TASKS AND EXERCISES:
A: Answer these questions using the passage on social criticism in Jude the Obscure:
(i) Which real university town is Christminster based on?
(ii) Why does Phillotson lose his teaching jobs?
(iii) What did Hardy do in response to the backlash against Jude the Obscure?
B: Go on with the passage on social criticism in Jude the Obscure, starting after its last line.

Much of the novel serves as a vessel for Hardy’s criticism of English Victorian society. Most of this critique is aimed at the institution of marriage, but Hardy also targets education, class divides, and hypocrisy. The early part of the novel involves Jude’s quest to be accepted into a college at Christminster, a university town based on Oxford. Jude works for years teaching himself classical languages, but he is never accepted simply because of his social class and poverty. In Jude’s unjustified failures Hardy demonstrates the unfairness and classism of the educational system.
Relating to the marriage theme, Hardy also emphasizes the oppressiveness of Victorian society in dealing with any unorthodox domestic situation. Jude and Sue cannot find a room or a steady job as long as their marital status is anything but traditional, and Phillotson loses his teaching jobs because he allowed Sue to leave him. Hardy was far ahead of his time in many of his views – implying that universities should accept members of the working class, couples could live together without being married, and even that the father of a woman’s child should be the woman’s business alone – but Hardy’s society was not ready for such criticism. The backlash against Jude the Obscure was so harsh that Hardy gave up writing altogether.
Social Criticism ThemeTracker
Social Criticism Quotes in Jude the Obscure
And so, standing before the aforesaid officiator, the two swore that at every other time of their lives till death took them, they would assuredly believe, feel, and desire precisely as they had believed, felt, and desired during the few preceding weeks. What was as remarkable as the undertaking itself was the fact that nobody seemed at all surprised at what they swore.
Their lives were ruined, he thought; ruined by the fundamental error of their matrimonial union: that of having based a permanent contract on a temporary feeling which had no necessary connection with affinities that alone render a life-long comradeship tolerable.
“Going to ill-use me on principle, as your father ill-used your mother, and your father’s sister ill-used her husband?” she asked. “All you Fawleys be a queer lot as husbands and wives.”
Only a wall divided him from those happy young contemporaries of his with whom he shared a common mental life; men who had nothing to do from morning till night but to read, mark, learn, and inwardly digest. Only a wall – but what a wall!
You prove it in your own person. You are one of the very men Christminster was intended for when the colleges were founded; a man with a passion for learning, but no money, or opportunities, or friends. But you were elbowed off the pavement by the millionaires’ sons.
Jude, before I married him I had never thought out fully what marriage meant, even though I knew… I am certain one ought to be allowed to undo what one has done so ignorantly. I daresay it happens to lots of women; only they submit, and I kick… When people of a later age look back upon the barbarous customs and superstitions of the times that we have the unhappiness to live in, what will they say!
“What is the use of thinking of laws and ordinances,” she burst out, “if they make you miserable when you know you are committing no sin?”
“But you are committing a sin in not liking me.”

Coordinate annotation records
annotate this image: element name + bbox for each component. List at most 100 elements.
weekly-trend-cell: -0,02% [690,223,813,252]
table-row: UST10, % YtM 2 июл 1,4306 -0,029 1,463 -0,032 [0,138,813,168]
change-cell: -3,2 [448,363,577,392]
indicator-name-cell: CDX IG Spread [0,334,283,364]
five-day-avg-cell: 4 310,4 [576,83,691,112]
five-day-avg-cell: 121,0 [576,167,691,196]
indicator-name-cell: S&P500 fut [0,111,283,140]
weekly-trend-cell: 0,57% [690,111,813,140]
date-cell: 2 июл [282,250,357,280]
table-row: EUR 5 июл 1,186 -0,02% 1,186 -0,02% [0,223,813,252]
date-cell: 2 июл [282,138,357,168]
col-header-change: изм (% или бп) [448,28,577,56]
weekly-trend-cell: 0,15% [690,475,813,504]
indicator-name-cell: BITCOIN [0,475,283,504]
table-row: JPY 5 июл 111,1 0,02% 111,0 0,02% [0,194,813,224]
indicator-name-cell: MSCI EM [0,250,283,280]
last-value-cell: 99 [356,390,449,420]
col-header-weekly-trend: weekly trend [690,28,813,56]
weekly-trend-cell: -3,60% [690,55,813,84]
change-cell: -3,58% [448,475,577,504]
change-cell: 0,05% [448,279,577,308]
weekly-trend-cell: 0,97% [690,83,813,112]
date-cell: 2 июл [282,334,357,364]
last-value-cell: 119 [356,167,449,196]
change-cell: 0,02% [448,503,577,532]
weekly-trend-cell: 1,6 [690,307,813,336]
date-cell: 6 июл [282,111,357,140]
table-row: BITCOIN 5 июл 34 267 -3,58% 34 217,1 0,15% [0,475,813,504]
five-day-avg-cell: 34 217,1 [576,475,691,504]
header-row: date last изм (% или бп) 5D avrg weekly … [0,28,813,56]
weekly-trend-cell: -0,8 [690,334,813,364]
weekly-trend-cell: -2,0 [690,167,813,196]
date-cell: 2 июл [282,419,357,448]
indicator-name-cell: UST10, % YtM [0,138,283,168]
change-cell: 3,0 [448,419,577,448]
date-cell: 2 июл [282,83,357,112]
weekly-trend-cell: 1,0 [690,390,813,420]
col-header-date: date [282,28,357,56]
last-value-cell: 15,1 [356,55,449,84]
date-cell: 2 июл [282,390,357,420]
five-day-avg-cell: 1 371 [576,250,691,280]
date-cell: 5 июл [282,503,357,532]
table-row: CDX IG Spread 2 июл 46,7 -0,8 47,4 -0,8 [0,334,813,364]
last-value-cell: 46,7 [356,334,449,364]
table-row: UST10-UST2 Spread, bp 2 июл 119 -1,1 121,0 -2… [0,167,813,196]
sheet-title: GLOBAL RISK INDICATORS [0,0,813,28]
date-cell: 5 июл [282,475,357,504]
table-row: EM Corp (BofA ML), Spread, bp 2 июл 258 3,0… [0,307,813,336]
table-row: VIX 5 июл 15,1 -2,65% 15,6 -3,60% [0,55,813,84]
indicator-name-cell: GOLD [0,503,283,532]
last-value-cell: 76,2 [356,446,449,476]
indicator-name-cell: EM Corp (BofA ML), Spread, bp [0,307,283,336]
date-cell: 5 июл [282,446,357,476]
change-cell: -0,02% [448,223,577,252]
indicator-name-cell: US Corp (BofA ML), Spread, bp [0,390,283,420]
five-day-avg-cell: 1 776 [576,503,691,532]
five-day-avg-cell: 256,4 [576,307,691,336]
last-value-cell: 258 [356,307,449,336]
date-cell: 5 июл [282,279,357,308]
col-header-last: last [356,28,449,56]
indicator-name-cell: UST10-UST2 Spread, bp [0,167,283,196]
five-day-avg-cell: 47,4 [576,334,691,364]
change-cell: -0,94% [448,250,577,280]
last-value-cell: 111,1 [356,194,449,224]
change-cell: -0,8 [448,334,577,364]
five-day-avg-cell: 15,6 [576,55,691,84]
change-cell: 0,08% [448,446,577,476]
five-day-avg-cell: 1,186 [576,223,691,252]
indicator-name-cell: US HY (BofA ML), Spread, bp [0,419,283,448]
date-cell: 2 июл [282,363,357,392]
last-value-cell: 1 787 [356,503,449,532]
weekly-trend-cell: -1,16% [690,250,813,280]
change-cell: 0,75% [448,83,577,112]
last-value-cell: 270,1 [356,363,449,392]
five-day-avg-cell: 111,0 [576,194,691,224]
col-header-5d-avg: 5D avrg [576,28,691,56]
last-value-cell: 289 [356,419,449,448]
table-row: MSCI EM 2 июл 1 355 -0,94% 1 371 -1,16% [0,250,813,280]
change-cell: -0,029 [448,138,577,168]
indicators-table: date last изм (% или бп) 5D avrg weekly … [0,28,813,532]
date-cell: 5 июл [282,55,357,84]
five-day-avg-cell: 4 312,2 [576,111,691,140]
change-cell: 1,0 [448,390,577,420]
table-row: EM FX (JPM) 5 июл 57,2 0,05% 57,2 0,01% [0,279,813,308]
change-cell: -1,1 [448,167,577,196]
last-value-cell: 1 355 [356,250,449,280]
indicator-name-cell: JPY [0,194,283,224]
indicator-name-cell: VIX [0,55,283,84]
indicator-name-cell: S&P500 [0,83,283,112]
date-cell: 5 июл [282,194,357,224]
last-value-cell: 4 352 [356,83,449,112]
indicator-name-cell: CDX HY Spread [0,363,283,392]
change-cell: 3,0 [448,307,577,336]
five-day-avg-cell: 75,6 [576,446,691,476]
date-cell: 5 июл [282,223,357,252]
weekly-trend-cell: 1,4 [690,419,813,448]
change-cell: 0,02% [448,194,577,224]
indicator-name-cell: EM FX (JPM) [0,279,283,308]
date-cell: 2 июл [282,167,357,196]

ANSWERS GIVEN:
A:
(i) Oxford.
(ii) Because he allowed Sue to leave him.
(iii) He gave up writing altogether.

B:
“I do like you! But I didn’t reflect it would be – that it would be so much more than that… For a man and woman to live on intimate terms when one feels as I do is adultery, in any circumstances, however legal. There – I’ve said it!... Will you let me, Richard?”
Jude, do you think that when you must have me with you by law, we shall be so happy as we are now? The men and women of our family are very generous when everything depends upon their good-will, but they always kick against compulsion. Don’t you dread the attitude that insensibly arises out of legal obligation? Don’t you think it is destructive to a passion whose essence is its gratuitousness?
What does it matter, when you come to think of it, whether a child is yours by blood or not? All the little ones of our time are collectively the children of us adults of the time, and entitled to our general care. That excessive regard of parents for their own children, and their dislike of other people’s, is, like class-feeling, patriotism, save-your-own-soul-ism and other virtues, a mean exclusiveness at bottom.
“Nobody thought o’ being afeared o’ matrimony in my time, nor of much else but a cannon-ball or empty cupboard. Why when I and my poor man were married we thought no more o’t than of a game o’ dibs.”
“Don’t tell the child when he comes in,” whispered Sue nervously. “He’ll think it has all gone on right, and it will be better that he should not be surprised and puzzled. Of course it is only put off for reconsideration. If we are happy as we are, what does it matter to anybody?”
I feel that we have returned to Greek joyousness, and have blinded ourselves to sickness and sorrow, and have forgotten what twenty-five centuries have taught the race since their time, as one of your Christminster luminaries says…
“She’d have come round in time. We all do! Custom does it! it’s all the same in the end! However, I think she’s quite fond of her man still – whatever he med be of her. You were too quick about her. I shouldn’t have let her go! I should have kept her chained on – her spirit for kicking would have been broke soon enough! There’s nothing like bondage and a stone-deaf task-master for taming us women. Besides, you’ve got the laws on your side. Moses knew… ‘Then shall the man be guiltless; but the woman shall bear her iniquity.’ Damn rough on us women; but we must grin and put up wi’ it – Haw haw! – Well; she’s got her deserts now.”
“Yes,” said Phillotson, with biting sadness. “Cruelty is the law pervading all nature and society; and we can’t get out of it if we would!”
“It would almost be better to be out o’ the world than in it, wouldn’t it?”
“It would almost, dear.”
“’Tis because of us children, too, isn’t it, that you can’t get a good lodging.”
“Well – people do object to children sometimes.”
“Then if children make so much trouble, why do people have ‘em?”
“O – because it is a law of nature.”
“But we don’t ask to be born?”
“And what makes it worse with me is that you are not my real mother, and you needn’t have had me unless you liked. I oughtn’t to have come to ‘ee – that’s the real truth! I troubled ‘em in Australia; and I trouble folk here. I wish I hadn’t been born!”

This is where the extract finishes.